Records for the exercise.

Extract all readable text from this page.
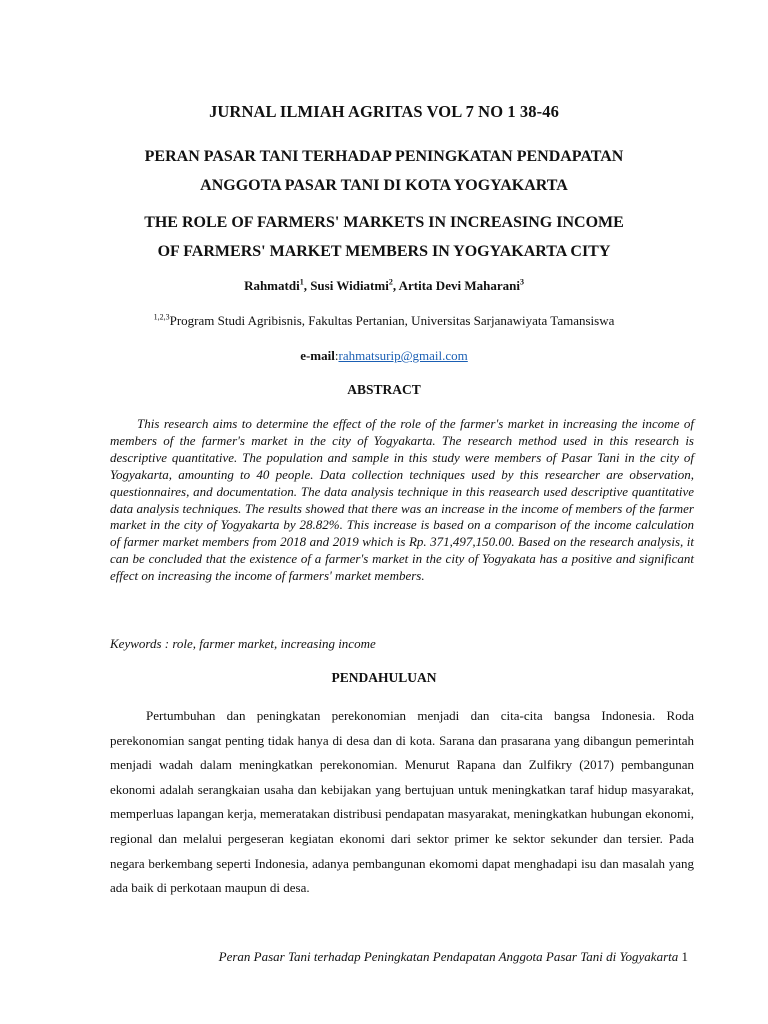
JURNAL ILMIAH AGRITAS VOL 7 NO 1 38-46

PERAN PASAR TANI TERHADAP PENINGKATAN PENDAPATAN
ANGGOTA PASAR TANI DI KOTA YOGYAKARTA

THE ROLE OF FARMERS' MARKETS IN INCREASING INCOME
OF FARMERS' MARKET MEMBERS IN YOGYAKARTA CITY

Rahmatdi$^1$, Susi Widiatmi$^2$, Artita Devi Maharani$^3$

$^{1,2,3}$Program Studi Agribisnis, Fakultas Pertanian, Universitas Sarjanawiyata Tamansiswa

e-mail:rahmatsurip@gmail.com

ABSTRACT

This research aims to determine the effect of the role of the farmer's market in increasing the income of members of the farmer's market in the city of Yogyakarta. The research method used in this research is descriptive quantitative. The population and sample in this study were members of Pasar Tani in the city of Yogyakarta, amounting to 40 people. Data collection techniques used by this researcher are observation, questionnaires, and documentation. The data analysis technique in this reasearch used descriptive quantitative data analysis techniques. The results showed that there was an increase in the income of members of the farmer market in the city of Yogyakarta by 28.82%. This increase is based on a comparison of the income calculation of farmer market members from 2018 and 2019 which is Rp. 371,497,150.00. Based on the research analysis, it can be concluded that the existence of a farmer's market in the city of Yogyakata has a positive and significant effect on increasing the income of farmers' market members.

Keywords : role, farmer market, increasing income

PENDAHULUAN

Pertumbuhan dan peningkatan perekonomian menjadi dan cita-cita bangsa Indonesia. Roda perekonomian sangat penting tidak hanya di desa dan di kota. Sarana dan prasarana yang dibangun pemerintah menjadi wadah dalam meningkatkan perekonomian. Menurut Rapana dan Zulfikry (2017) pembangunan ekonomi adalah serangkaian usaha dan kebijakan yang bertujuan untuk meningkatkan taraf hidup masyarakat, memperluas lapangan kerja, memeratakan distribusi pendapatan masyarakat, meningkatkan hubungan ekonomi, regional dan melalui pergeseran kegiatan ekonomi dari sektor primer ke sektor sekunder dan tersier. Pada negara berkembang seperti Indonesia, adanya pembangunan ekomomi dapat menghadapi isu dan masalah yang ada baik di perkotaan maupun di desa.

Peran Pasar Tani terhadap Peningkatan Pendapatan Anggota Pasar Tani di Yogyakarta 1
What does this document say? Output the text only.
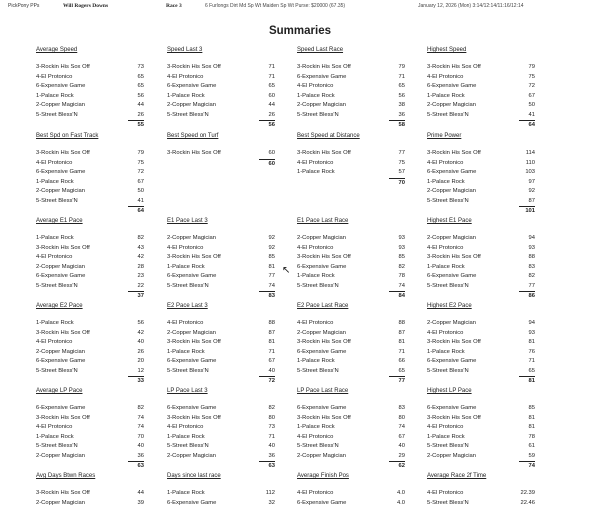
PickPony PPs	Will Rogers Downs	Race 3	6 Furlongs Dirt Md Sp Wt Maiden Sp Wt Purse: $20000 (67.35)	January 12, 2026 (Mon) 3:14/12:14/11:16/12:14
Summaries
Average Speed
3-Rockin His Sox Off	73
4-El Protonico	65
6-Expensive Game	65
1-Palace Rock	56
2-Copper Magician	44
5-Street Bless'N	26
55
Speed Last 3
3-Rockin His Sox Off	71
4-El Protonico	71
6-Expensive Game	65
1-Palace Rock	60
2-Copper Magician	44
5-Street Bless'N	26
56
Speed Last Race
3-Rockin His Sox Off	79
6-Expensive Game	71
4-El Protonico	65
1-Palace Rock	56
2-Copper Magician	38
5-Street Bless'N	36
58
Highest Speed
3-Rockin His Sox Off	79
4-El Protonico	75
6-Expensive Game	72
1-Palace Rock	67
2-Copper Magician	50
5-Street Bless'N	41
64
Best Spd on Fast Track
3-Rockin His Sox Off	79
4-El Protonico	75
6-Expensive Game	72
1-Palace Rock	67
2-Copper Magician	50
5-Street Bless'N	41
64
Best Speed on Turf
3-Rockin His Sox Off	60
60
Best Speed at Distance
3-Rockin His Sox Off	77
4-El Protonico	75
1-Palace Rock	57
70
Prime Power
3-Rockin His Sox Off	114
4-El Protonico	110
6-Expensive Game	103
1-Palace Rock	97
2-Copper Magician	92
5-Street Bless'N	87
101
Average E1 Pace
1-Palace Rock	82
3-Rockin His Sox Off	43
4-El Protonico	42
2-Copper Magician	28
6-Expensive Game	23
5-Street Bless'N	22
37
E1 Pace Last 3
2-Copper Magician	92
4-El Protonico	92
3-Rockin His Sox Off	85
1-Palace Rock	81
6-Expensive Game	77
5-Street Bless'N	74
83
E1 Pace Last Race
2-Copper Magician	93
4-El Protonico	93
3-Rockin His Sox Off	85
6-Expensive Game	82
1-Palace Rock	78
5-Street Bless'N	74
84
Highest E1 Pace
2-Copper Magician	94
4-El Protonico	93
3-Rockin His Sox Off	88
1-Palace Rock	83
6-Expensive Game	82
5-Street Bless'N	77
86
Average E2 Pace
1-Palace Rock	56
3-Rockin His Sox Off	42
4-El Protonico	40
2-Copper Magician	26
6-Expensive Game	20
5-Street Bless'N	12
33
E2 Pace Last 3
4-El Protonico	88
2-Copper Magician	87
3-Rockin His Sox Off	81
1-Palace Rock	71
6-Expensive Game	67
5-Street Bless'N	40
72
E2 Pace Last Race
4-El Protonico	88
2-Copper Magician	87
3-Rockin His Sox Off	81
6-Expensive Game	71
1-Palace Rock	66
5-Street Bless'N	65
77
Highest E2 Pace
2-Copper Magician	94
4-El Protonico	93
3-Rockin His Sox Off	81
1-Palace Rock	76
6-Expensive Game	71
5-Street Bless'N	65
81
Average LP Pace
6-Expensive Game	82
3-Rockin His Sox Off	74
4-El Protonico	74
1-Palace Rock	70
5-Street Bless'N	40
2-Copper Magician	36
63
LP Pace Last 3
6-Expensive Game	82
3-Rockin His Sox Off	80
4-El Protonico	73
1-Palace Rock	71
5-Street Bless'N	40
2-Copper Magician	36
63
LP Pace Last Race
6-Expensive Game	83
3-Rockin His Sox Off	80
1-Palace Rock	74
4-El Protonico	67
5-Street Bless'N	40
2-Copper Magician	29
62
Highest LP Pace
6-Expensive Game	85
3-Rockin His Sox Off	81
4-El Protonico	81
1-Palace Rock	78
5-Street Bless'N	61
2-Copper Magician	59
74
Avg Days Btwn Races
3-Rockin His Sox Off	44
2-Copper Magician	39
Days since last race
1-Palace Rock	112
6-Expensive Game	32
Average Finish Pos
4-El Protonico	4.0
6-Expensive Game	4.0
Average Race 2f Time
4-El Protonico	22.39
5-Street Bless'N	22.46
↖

Request. Each line in the records above should be reproduced exactly; images are not copied.

Final answer.
Extract all readable text from this page.
JURNAL ILMIAH AGRITAS VOL 7 NO 1 38-46

PERAN PASAR TANI TERHADAP PENINGKATAN PENDAPATAN
ANGGOTA PASAR TANI DI KOTA YOGYAKARTA

THE ROLE OF FARMERS' MARKETS IN INCREASING INCOME
OF FARMERS' MARKET MEMBERS IN YOGYAKARTA CITY

Rahmatdi$^1$, Susi Widiatmi$^2$, Artita Devi Maharani$^3$

$^{1,2,3}$Program Studi Agribisnis, Fakultas Pertanian, Universitas Sarjanawiyata Tamansiswa

e-mail:rahmatsurip@gmail.com

ABSTRACT

This research aims to determine the effect of the role of the farmer's market in increasing the income of members of the farmer's market in the city of Yogyakarta. The research method used in this research is descriptive quantitative. The population and sample in this study were members of Pasar Tani in the city of Yogyakarta, amounting to 40 people. Data collection techniques used by this researcher are observation, questionnaires, and documentation. The data analysis technique in this reasearch used descriptive quantitative data analysis techniques. The results showed that there was an increase in the income of members of the farmer market in the city of Yogyakarta by 28.82%. This increase is based on a comparison of the income calculation of farmer market members from 2018 and 2019 which is Rp. 371,497,150.00. Based on the research analysis, it can be concluded that the existence of a farmer's market in the city of Yogyakata has a positive and significant effect on increasing the income of farmers' market members.

Keywords : role, farmer market, increasing income

PENDAHULUAN

Pertumbuhan dan peningkatan perekonomian menjadi dan cita-cita bangsa Indonesia. Roda perekonomian sangat penting tidak hanya di desa dan di kota. Sarana dan prasarana yang dibangun pemerintah menjadi wadah dalam meningkatkan perekonomian. Menurut Rapana dan Zulfikry (2017) pembangunan ekonomi adalah serangkaian usaha dan kebijakan yang bertujuan untuk meningkatkan taraf hidup masyarakat, memperluas lapangan kerja, memeratakan distribusi pendapatan masyarakat, meningkatkan hubungan ekonomi, regional dan melalui pergeseran kegiatan ekonomi dari sektor primer ke sektor sekunder dan tersier. Pada negara berkembang seperti Indonesia, adanya pembangunan ekomomi dapat menghadapi isu dan masalah yang ada baik di perkotaan maupun di desa.

Peran Pasar Tani terhadap Peningkatan Pendapatan Anggota Pasar Tani di Yogyakarta 1
What does this document say? Output the text only.
PickPony PPs	Will Rogers Downs	Race 3	6 Furlongs Dirt Md Sp Wt Maiden Sp Wt Purse: $20000 (67.35)	January 12, 2026 (Mon) 3:14/12:14/11:16/12:14
Summaries
Average Speed
3-Rockin His Sox Off	73
4-El Protonico	65
6-Expensive Game	65
1-Palace Rock	56
2-Copper Magician	44
5-Street Bless'N	26
55
Speed Last 3
3-Rockin His Sox Off	71
4-El Protonico	71
6-Expensive Game	65
1-Palace Rock	60
2-Copper Magician	44
5-Street Bless'N	26
56
Speed Last Race
3-Rockin His Sox Off	79
6-Expensive Game	71
4-El Protonico	65
1-Palace Rock	56
2-Copper Magician	38
5-Street Bless'N	36
58
Highest Speed
3-Rockin His Sox Off	79
4-El Protonico	75
6-Expensive Game	72
1-Palace Rock	67
2-Copper Magician	50
5-Street Bless'N	41
64
Best Spd on Fast Track
3-Rockin His Sox Off	79
4-El Protonico	75
6-Expensive Game	72
1-Palace Rock	67
2-Copper Magician	50
5-Street Bless'N	41
64
Best Speed on Turf
3-Rockin His Sox Off	60
60
Best Speed at Distance
3-Rockin His Sox Off	77
4-El Protonico	75
1-Palace Rock	57
70
Prime Power
3-Rockin His Sox Off	114
4-El Protonico	110
6-Expensive Game	103
1-Palace Rock	97
2-Copper Magician	92
5-Street Bless'N	87
101
Average E1 Pace
1-Palace Rock	82
3-Rockin His Sox Off	43
4-El Protonico	42
2-Copper Magician	28
6-Expensive Game	23
5-Street Bless'N	22
37
E1 Pace Last 3
2-Copper Magician	92
4-El Protonico	92
3-Rockin His Sox Off	85
1-Palace Rock	81
6-Expensive Game	77
5-Street Bless'N	74
83
E1 Pace Last Race
2-Copper Magician	93
4-El Protonico	93
3-Rockin His Sox Off	85
6-Expensive Game	82
1-Palace Rock	78
5-Street Bless'N	74
84
Highest E1 Pace
2-Copper Magician	94
4-El Protonico	93
3-Rockin His Sox Off	88
1-Palace Rock	83
6-Expensive Game	82
5-Street Bless'N	77
86
Average E2 Pace
1-Palace Rock	56
3-Rockin His Sox Off	42
4-El Protonico	40
2-Copper Magician	26
6-Expensive Game	20
5-Street Bless'N	12
33
E2 Pace Last 3
4-El Protonico	88
2-Copper Magician	87
3-Rockin His Sox Off	81
1-Palace Rock	71
6-Expensive Game	67
5-Street Bless'N	40
72
E2 Pace Last Race
4-El Protonico	88
2-Copper Magician	87
3-Rockin His Sox Off	81
6-Expensive Game	71
1-Palace Rock	66
5-Street Bless'N	65
77
Highest E2 Pace
2-Copper Magician	94
4-El Protonico	93
3-Rockin His Sox Off	81
1-Palace Rock	76
6-Expensive Game	71
5-Street Bless'N	65
81
Average LP Pace
6-Expensive Game	82
3-Rockin His Sox Off	74
4-El Protonico	74
1-Palace Rock	70
5-Street Bless'N	40
2-Copper Magician	36
63
LP Pace Last 3
6-Expensive Game	82
3-Rockin His Sox Off	80
4-El Protonico	73
1-Palace Rock	71
5-Street Bless'N	40
2-Copper Magician	36
63
LP Pace Last Race
6-Expensive Game	83
3-Rockin His Sox Off	80
1-Palace Rock	74
4-El Protonico	67
5-Street Bless'N	40
2-Copper Magician	29
62
Highest LP Pace
6-Expensive Game	85
3-Rockin His Sox Off	81
4-El Protonico	81
1-Palace Rock	78
5-Street Bless'N	61
2-Copper Magician	59
74
Avg Days Btwn Races
3-Rockin His Sox Off	44
2-Copper Magician	39
Days since last race
1-Palace Rock	112
6-Expensive Game	32
Average Finish Pos
4-El Protonico	4.0
6-Expensive Game	4.0
Average Race 2f Time
4-El Protonico	22.39
5-Street Bless'N	22.46
↖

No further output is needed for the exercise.